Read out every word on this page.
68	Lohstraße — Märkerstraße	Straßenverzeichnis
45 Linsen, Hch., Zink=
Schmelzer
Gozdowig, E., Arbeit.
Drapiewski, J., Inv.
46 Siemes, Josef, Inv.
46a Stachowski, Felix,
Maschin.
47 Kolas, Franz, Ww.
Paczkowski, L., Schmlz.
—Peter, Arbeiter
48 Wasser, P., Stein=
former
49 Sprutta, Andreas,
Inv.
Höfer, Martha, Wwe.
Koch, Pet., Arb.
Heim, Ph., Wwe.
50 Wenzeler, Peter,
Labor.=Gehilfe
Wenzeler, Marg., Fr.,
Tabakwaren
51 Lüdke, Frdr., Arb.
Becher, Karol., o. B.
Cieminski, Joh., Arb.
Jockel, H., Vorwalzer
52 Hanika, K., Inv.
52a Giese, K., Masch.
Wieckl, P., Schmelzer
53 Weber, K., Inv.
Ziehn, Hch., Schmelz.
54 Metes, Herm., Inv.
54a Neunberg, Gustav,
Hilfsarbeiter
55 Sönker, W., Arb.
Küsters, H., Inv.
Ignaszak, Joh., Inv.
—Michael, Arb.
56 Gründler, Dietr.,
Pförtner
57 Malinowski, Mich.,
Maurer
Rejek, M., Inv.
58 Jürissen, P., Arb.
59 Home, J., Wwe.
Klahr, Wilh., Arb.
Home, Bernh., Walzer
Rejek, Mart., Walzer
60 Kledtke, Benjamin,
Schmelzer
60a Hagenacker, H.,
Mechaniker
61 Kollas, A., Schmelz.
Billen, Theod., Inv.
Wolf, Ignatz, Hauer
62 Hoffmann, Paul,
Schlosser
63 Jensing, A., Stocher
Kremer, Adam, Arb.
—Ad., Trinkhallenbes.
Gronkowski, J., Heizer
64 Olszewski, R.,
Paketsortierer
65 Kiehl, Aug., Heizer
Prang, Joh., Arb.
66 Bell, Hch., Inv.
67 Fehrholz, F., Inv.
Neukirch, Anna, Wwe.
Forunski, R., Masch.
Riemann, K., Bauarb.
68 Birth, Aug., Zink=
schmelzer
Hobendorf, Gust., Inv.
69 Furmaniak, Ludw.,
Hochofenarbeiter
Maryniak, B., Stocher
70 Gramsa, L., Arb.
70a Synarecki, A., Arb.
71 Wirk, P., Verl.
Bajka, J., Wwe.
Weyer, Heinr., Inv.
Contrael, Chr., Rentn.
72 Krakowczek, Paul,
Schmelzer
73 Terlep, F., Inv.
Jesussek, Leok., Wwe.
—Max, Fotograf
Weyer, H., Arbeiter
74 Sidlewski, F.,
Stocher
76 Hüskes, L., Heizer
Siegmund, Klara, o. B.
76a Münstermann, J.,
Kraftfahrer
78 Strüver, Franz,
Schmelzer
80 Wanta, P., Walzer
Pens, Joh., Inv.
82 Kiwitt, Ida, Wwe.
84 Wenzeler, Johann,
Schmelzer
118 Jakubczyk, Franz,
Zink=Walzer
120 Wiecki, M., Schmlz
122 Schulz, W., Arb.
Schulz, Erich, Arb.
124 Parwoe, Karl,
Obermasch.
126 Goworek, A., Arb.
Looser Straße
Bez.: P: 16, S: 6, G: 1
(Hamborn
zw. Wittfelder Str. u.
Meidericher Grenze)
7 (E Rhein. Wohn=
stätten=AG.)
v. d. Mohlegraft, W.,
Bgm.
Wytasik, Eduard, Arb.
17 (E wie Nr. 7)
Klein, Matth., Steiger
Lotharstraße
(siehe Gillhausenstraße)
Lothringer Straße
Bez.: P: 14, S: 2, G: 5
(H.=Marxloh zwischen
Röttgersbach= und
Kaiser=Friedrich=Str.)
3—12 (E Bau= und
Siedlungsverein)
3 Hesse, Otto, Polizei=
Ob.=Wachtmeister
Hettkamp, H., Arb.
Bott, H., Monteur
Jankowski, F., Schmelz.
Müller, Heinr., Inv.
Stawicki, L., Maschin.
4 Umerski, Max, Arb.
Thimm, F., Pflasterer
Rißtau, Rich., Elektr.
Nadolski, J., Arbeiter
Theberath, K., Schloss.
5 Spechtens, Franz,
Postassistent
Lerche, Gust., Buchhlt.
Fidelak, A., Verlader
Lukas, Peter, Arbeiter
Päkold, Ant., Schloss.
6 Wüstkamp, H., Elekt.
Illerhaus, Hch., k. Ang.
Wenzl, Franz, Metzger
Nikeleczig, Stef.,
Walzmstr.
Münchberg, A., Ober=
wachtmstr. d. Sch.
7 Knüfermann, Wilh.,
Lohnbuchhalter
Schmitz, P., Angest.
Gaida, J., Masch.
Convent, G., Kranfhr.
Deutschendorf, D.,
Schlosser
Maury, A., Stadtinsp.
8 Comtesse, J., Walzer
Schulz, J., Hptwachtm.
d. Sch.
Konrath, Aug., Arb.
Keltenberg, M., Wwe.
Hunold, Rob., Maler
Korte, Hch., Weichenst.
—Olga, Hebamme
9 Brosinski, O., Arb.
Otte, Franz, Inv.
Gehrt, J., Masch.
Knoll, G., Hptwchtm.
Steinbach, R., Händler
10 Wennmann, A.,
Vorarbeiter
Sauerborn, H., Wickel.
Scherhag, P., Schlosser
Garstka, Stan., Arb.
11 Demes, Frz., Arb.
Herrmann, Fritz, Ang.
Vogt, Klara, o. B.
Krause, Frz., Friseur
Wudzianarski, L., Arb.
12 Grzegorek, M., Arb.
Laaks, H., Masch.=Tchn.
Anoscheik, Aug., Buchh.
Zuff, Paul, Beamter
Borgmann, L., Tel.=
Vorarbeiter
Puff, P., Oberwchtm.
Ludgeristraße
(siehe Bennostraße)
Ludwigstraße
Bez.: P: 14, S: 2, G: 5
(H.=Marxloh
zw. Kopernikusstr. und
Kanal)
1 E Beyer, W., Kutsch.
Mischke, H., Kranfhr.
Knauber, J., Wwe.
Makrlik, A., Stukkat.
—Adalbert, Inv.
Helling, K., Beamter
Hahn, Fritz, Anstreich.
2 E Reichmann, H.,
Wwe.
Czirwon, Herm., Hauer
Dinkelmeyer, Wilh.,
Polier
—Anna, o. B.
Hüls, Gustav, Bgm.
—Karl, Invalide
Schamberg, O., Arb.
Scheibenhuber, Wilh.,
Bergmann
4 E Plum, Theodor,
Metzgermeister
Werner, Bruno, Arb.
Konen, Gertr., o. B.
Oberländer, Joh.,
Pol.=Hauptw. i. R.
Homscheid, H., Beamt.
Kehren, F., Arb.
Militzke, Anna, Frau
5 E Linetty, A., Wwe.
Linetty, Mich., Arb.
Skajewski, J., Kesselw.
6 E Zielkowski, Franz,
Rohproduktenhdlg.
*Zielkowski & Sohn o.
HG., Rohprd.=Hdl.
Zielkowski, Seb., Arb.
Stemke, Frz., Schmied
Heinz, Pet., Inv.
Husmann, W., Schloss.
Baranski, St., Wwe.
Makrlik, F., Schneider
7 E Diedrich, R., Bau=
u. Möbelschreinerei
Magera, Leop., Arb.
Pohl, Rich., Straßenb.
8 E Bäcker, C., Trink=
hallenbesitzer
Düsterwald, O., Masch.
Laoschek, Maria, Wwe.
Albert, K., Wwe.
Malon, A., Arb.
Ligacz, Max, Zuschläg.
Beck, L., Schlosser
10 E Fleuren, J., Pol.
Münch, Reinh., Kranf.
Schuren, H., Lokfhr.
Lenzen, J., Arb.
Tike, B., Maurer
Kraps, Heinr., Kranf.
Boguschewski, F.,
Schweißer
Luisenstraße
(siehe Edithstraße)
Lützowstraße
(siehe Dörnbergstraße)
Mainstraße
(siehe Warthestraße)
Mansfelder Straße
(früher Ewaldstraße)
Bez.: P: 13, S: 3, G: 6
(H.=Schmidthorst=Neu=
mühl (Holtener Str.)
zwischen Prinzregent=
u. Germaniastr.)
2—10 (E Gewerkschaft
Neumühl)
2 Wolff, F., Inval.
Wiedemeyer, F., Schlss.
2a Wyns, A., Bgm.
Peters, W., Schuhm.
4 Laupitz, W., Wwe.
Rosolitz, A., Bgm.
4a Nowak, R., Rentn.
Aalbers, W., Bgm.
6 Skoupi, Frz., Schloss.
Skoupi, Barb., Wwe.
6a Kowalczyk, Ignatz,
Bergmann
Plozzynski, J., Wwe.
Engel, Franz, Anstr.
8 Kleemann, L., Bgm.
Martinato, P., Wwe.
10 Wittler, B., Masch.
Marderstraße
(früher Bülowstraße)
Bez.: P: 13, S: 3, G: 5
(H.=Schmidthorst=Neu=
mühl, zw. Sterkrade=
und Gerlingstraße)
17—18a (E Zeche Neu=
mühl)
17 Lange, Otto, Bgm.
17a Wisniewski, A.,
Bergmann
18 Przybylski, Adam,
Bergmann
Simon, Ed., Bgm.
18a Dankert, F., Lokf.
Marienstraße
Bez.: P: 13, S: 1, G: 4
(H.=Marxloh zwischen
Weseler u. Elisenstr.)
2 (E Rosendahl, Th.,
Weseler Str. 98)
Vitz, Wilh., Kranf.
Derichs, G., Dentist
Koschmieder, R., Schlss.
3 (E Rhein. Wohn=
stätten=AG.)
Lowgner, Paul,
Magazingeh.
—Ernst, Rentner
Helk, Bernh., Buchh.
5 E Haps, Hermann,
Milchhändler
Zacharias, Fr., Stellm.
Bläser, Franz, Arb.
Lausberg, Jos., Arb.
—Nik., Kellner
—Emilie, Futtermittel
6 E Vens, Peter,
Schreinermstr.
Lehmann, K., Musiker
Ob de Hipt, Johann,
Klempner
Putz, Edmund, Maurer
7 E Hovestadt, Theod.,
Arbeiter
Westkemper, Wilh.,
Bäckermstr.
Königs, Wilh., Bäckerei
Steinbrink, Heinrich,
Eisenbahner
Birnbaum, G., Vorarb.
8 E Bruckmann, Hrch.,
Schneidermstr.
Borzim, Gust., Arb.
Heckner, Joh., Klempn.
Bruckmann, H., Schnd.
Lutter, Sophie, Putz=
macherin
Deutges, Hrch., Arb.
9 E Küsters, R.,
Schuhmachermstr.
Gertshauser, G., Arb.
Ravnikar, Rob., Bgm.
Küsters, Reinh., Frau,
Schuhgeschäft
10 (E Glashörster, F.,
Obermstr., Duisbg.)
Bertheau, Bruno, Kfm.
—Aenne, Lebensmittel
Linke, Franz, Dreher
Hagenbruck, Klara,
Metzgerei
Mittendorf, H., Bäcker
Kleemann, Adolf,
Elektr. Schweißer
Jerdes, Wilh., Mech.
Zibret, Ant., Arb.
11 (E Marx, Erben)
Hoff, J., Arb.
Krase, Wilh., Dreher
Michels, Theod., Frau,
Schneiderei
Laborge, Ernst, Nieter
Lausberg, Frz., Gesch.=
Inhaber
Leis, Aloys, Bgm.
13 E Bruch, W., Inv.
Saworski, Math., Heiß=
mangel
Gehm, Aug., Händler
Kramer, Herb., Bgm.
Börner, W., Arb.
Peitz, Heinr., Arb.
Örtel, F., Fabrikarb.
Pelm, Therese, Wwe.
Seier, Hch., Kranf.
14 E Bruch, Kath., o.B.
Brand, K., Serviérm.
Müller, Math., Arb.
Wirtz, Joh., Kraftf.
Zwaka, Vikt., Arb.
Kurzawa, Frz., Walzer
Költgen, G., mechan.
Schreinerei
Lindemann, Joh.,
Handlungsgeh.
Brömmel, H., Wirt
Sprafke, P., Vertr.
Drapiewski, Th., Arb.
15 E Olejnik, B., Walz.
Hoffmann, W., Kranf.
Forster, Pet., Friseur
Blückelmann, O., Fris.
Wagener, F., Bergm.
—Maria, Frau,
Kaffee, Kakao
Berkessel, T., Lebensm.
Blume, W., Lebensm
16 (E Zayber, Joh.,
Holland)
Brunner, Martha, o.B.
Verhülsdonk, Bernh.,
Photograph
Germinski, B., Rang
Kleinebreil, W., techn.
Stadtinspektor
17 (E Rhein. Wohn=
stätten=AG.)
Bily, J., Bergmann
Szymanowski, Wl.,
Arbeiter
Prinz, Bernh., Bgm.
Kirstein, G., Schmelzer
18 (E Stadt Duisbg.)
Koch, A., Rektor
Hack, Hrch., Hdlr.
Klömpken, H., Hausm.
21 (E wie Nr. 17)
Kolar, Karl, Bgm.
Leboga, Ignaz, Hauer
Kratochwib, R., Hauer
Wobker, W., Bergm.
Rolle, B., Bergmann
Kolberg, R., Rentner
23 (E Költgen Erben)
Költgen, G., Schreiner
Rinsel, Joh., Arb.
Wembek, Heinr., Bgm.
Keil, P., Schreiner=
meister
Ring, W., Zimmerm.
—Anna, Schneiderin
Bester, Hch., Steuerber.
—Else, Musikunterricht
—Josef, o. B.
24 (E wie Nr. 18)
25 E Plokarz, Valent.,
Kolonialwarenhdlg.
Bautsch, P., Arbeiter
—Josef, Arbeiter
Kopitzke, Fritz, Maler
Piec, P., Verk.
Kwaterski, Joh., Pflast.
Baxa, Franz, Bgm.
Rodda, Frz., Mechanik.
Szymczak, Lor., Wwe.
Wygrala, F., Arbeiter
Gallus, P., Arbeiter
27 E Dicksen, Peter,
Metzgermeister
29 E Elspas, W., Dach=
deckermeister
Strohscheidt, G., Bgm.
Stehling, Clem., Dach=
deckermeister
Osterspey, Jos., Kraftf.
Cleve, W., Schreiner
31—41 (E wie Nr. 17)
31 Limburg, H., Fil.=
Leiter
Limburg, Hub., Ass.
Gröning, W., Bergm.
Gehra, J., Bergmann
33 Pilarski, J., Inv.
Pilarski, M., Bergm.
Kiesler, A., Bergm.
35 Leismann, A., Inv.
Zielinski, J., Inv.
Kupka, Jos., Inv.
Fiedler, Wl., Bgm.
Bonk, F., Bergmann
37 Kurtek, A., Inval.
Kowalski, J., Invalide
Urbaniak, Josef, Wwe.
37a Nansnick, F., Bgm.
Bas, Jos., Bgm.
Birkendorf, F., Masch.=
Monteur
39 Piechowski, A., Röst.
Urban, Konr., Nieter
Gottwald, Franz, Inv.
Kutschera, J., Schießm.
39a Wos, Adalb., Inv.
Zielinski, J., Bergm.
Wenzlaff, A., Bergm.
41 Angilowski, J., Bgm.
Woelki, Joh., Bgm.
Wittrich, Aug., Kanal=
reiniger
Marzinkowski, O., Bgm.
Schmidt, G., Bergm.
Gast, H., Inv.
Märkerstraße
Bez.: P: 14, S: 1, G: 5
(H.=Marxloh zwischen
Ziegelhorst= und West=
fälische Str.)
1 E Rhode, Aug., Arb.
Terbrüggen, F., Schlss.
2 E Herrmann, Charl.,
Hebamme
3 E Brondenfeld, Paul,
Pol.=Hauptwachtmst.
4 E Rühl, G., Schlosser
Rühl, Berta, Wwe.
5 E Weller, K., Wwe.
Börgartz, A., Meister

To be done: Using the records above, list each line that includes "früher".

Reply:
(früher Ewaldstraße)
(früher Bülowstraße)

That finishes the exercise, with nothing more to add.